Copy each line of the material below that includes the string "nunu".

──────── Extracted data ────────

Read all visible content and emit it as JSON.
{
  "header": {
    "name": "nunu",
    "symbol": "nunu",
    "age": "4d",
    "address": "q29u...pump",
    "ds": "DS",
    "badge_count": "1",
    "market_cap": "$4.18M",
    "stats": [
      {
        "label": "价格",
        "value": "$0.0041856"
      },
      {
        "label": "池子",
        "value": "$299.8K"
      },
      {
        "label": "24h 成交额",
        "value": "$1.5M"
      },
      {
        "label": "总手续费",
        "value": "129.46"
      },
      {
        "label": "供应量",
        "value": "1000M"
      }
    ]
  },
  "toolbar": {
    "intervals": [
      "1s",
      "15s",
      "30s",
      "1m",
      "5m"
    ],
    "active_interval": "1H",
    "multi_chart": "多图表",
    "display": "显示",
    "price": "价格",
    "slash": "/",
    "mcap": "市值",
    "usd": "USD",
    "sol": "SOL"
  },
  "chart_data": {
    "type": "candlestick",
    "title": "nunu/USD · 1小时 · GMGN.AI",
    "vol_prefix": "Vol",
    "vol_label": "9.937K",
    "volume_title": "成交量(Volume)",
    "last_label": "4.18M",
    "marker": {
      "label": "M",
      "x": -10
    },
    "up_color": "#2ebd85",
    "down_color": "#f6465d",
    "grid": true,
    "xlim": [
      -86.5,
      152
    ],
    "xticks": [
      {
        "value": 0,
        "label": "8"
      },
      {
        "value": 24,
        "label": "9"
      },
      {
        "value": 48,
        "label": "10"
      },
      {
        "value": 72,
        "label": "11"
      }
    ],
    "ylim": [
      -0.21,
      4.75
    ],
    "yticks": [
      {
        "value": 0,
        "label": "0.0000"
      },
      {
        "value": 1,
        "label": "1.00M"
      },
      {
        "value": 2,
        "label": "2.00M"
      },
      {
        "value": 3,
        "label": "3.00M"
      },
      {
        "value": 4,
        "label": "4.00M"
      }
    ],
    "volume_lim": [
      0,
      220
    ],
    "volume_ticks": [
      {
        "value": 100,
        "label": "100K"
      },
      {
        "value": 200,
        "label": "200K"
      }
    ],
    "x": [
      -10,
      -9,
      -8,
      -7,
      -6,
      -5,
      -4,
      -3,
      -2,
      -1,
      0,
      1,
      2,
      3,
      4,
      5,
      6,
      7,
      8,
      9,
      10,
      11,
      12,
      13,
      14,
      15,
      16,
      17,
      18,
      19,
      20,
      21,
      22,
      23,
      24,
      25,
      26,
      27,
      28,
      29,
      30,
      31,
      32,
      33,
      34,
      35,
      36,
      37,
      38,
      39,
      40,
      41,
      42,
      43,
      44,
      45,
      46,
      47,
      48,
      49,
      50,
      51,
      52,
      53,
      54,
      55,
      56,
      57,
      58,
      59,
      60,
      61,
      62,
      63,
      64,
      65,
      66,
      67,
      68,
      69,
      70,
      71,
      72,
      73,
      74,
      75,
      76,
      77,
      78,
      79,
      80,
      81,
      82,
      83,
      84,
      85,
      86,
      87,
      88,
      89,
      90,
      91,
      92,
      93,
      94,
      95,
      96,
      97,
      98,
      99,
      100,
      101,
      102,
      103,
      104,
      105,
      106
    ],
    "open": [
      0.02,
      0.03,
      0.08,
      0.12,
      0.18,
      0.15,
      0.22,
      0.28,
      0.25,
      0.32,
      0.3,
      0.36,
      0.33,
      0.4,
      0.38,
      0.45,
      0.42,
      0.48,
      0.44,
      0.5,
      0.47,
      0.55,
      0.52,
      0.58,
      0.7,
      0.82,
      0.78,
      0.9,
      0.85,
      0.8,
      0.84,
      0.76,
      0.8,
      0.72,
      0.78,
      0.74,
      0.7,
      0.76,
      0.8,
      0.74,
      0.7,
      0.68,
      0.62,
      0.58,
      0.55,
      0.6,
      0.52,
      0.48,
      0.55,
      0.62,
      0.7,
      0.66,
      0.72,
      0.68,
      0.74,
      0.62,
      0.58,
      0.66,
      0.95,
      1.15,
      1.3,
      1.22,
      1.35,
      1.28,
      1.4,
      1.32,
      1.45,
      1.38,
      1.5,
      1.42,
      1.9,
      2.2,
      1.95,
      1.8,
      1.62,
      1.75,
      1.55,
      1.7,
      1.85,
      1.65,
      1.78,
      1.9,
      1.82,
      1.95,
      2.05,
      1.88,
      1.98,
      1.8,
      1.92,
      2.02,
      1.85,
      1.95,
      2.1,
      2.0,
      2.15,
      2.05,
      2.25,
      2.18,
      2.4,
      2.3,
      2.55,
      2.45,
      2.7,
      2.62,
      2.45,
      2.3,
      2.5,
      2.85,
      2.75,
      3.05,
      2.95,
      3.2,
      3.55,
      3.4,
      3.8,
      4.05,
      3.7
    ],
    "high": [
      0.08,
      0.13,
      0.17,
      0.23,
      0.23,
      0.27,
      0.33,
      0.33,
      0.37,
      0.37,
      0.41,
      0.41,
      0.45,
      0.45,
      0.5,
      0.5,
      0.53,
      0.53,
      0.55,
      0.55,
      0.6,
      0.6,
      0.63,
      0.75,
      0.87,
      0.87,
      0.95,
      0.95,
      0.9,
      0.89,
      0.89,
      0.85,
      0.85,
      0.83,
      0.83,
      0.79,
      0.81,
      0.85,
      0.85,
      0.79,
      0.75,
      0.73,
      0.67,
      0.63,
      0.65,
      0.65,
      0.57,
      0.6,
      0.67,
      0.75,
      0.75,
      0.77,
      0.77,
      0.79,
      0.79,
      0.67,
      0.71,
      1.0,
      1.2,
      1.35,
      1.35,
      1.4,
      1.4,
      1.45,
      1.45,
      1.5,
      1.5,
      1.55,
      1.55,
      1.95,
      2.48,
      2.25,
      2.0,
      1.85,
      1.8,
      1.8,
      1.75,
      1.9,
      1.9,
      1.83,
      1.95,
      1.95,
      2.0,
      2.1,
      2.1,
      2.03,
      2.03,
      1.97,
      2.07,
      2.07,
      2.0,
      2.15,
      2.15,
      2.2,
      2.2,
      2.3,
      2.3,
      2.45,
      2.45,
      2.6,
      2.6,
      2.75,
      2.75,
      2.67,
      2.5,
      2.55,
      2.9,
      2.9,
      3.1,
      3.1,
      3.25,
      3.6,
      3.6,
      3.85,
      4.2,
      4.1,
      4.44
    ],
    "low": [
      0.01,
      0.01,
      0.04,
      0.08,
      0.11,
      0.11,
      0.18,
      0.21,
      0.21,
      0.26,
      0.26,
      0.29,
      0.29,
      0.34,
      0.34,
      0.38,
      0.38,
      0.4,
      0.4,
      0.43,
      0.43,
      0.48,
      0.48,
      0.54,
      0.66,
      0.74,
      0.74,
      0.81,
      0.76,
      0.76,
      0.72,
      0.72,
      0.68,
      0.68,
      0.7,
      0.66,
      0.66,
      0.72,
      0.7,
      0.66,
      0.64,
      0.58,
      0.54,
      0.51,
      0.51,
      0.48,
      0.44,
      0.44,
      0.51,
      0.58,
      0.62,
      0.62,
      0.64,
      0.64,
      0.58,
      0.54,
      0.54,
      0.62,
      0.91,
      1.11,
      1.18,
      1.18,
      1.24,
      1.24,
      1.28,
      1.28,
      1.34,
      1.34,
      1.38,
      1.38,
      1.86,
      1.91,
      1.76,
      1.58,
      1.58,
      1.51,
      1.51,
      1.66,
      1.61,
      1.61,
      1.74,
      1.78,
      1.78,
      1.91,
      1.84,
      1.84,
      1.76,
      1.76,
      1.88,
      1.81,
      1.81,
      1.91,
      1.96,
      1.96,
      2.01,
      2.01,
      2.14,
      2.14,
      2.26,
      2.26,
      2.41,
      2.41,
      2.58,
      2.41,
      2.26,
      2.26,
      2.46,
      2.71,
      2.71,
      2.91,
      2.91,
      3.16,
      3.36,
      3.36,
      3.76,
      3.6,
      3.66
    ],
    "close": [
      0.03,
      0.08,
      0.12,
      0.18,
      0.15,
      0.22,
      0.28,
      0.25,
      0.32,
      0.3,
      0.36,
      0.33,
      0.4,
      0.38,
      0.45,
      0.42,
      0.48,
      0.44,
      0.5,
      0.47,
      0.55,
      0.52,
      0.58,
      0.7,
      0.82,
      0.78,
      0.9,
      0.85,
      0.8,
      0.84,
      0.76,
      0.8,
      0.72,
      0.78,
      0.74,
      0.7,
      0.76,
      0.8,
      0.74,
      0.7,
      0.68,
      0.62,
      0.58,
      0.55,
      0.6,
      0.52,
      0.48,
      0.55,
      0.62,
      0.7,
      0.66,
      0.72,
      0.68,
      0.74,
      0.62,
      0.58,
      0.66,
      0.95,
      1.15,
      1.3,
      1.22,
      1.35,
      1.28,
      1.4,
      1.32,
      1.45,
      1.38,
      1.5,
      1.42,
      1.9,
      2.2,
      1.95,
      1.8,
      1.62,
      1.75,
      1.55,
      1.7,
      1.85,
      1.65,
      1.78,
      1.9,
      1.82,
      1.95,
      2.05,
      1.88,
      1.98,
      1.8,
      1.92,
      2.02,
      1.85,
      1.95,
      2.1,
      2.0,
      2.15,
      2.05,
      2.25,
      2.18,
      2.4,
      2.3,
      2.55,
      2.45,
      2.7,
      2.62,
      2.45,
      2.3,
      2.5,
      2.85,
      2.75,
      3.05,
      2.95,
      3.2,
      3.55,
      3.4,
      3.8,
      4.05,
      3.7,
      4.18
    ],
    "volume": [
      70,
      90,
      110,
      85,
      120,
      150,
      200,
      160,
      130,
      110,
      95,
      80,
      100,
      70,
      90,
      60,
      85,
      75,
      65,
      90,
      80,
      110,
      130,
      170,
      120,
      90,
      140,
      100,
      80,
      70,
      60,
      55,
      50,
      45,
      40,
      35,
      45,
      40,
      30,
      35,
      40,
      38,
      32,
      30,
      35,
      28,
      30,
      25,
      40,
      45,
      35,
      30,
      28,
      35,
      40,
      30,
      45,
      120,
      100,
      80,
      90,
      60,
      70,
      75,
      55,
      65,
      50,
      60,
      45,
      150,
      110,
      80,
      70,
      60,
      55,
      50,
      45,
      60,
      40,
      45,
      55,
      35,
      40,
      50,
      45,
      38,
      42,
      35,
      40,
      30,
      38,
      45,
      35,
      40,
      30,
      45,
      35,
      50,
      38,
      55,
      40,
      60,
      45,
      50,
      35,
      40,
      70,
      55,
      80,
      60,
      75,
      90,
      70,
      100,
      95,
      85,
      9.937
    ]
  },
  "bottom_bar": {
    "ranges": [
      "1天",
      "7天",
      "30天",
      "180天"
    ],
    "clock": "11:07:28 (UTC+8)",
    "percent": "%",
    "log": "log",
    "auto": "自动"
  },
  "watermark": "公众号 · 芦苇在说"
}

────────

» **Answer to this task**:
    "name": "nunu",
    "symbol": "nunu",
    "title": "nunu/USD · 1小时 · GMGN.AI",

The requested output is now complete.